_Goal_.
In the following material, identify every line holding the string "married" and return it.

_Supplied entries_.
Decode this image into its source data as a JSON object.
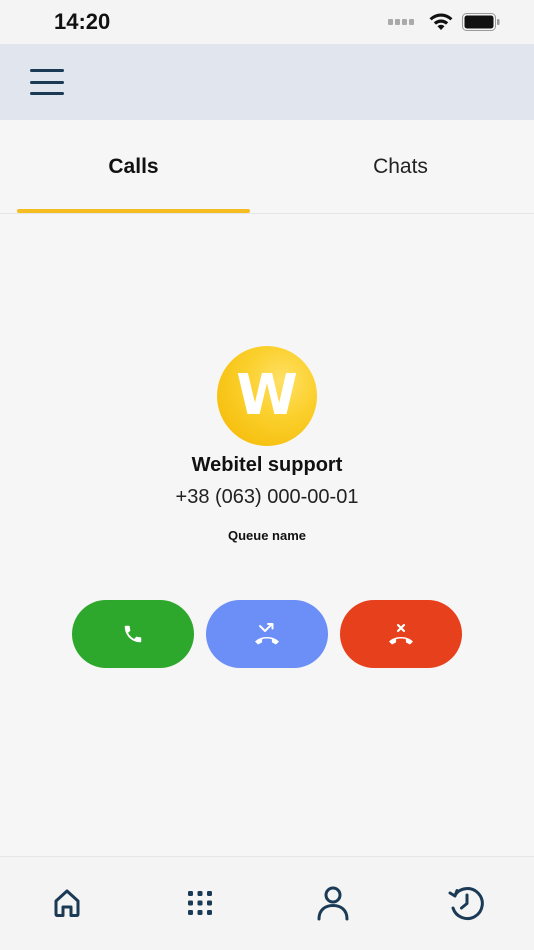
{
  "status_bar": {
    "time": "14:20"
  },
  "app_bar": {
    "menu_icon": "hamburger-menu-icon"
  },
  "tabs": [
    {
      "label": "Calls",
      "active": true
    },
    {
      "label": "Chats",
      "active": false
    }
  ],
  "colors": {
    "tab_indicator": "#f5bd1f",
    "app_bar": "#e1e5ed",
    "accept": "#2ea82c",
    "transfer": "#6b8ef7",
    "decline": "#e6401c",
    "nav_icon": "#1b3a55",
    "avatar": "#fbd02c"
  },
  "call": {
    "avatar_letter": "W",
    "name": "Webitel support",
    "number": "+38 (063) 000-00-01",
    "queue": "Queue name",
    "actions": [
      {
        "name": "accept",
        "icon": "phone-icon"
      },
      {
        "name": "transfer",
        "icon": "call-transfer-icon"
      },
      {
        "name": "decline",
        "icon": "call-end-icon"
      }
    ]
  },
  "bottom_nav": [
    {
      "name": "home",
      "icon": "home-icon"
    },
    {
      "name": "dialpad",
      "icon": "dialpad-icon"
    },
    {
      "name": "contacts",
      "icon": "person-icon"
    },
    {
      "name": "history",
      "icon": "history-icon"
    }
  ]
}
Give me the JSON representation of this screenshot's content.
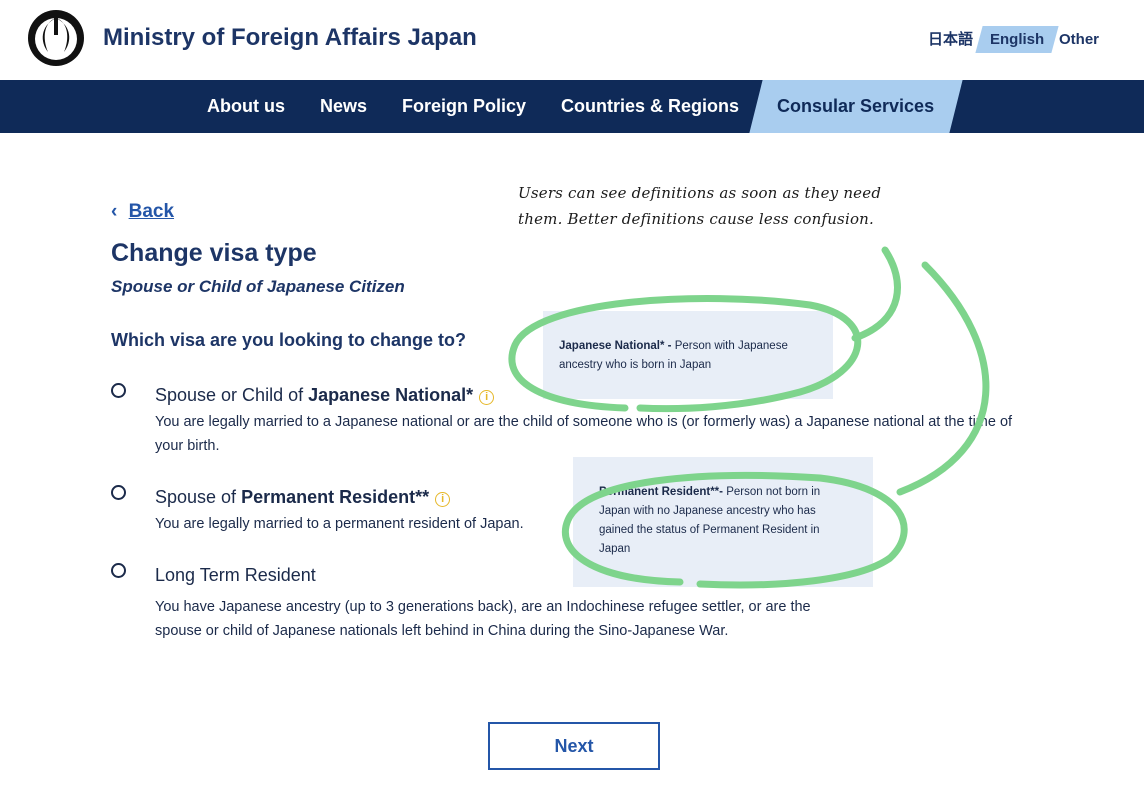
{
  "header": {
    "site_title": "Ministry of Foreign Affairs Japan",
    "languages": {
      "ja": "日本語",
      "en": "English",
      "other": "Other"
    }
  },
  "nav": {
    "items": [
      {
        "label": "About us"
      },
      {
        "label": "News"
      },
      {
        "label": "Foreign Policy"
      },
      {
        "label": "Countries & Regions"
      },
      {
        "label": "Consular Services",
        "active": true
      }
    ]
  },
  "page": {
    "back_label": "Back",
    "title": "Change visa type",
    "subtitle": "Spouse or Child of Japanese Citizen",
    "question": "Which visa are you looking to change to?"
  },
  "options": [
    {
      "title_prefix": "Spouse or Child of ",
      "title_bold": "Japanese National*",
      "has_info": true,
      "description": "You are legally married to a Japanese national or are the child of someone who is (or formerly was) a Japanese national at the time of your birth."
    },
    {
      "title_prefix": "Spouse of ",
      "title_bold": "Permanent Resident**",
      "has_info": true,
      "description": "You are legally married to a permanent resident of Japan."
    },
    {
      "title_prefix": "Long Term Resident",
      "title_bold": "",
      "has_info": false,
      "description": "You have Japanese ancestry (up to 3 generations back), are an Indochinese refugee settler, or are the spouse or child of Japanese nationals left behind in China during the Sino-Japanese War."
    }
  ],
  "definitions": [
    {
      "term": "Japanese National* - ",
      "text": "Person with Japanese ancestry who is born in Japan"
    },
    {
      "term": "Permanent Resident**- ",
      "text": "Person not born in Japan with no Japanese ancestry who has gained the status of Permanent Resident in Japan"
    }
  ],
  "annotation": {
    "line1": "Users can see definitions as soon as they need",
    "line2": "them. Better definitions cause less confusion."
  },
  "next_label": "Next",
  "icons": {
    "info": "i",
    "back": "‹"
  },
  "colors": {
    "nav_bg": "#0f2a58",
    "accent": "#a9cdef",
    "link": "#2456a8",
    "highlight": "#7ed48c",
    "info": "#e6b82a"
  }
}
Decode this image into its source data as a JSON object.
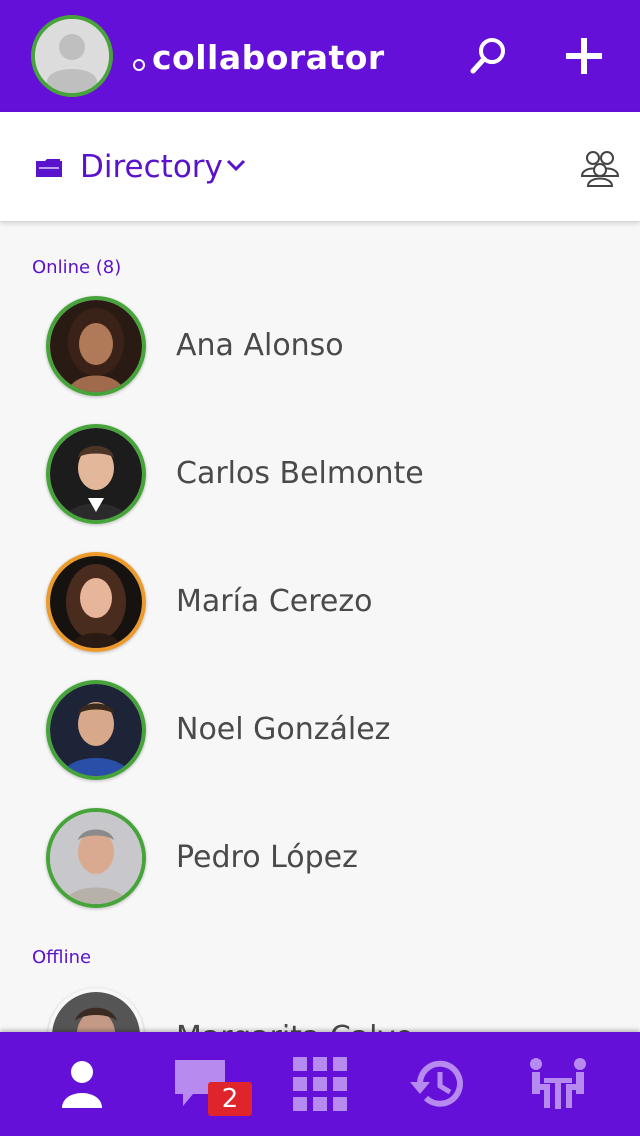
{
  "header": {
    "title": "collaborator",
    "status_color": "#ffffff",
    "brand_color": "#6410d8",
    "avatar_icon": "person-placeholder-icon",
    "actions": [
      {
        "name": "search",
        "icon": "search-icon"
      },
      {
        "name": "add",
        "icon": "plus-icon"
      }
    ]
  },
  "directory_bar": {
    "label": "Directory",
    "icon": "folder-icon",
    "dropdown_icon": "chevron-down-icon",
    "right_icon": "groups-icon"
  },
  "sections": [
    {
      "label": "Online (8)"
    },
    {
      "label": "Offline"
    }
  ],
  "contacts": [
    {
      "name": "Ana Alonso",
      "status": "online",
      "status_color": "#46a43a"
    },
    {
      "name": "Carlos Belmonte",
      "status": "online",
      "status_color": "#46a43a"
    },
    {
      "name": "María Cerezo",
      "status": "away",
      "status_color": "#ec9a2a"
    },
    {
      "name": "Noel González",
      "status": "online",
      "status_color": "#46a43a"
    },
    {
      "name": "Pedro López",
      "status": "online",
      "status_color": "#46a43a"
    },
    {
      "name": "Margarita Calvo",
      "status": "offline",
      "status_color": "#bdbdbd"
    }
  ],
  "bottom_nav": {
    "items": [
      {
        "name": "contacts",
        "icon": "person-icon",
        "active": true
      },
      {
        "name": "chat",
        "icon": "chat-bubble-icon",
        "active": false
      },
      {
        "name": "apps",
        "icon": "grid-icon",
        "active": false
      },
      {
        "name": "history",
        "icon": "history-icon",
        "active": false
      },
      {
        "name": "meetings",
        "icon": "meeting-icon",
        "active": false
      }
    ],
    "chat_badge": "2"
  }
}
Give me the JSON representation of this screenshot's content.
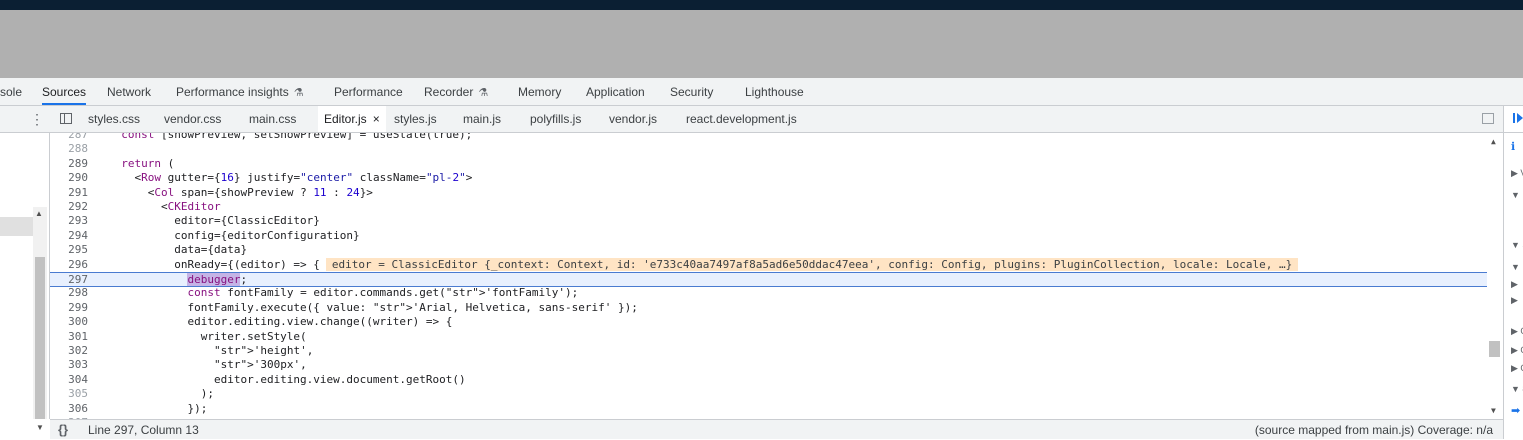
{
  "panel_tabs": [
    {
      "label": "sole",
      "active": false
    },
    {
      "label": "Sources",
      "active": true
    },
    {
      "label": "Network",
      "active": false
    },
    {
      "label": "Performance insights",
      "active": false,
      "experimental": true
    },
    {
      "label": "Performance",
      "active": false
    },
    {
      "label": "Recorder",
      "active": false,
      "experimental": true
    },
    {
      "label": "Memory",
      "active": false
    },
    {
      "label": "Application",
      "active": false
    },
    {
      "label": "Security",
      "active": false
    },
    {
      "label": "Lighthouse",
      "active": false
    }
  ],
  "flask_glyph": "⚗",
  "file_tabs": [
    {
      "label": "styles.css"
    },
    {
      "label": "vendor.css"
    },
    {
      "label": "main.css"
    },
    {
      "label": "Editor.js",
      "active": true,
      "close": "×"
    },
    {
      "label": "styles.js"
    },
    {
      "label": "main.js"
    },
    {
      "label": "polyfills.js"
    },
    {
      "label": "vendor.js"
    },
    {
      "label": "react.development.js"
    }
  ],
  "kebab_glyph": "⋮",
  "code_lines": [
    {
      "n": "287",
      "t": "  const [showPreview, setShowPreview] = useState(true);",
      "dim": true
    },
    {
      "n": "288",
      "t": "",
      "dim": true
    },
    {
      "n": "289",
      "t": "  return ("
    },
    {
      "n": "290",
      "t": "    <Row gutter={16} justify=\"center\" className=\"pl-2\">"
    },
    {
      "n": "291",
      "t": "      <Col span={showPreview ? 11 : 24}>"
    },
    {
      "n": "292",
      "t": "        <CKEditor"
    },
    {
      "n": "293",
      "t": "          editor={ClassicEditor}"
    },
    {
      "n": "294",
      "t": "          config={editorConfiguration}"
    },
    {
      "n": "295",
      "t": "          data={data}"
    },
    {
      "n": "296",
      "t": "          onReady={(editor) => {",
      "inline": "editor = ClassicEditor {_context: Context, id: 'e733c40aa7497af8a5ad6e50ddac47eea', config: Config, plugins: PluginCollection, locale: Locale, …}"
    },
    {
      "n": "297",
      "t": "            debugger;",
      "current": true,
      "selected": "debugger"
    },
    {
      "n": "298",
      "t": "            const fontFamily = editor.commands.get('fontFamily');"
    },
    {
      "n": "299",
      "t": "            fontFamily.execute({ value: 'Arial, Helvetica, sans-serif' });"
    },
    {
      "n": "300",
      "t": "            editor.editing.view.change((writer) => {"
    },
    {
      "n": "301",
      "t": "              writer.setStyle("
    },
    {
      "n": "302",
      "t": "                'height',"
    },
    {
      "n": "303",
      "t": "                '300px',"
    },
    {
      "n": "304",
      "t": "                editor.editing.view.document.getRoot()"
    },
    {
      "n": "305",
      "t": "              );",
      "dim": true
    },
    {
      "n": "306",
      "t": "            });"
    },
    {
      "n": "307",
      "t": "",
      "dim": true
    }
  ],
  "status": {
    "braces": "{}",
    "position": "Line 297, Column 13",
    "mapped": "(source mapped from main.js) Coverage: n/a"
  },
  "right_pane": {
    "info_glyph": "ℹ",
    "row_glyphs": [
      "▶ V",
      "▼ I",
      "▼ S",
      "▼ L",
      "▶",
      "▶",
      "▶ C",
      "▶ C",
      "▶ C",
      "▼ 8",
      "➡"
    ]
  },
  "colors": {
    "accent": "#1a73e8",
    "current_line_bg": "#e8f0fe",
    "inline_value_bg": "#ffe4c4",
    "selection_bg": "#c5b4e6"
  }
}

_Response_.
      "description": "You are legally married to a Japanese national or are the child of someone who is (or formerly was) a Japanese national at the time of your birth."
      "description": "You are legally married to a permanent resident of Japan."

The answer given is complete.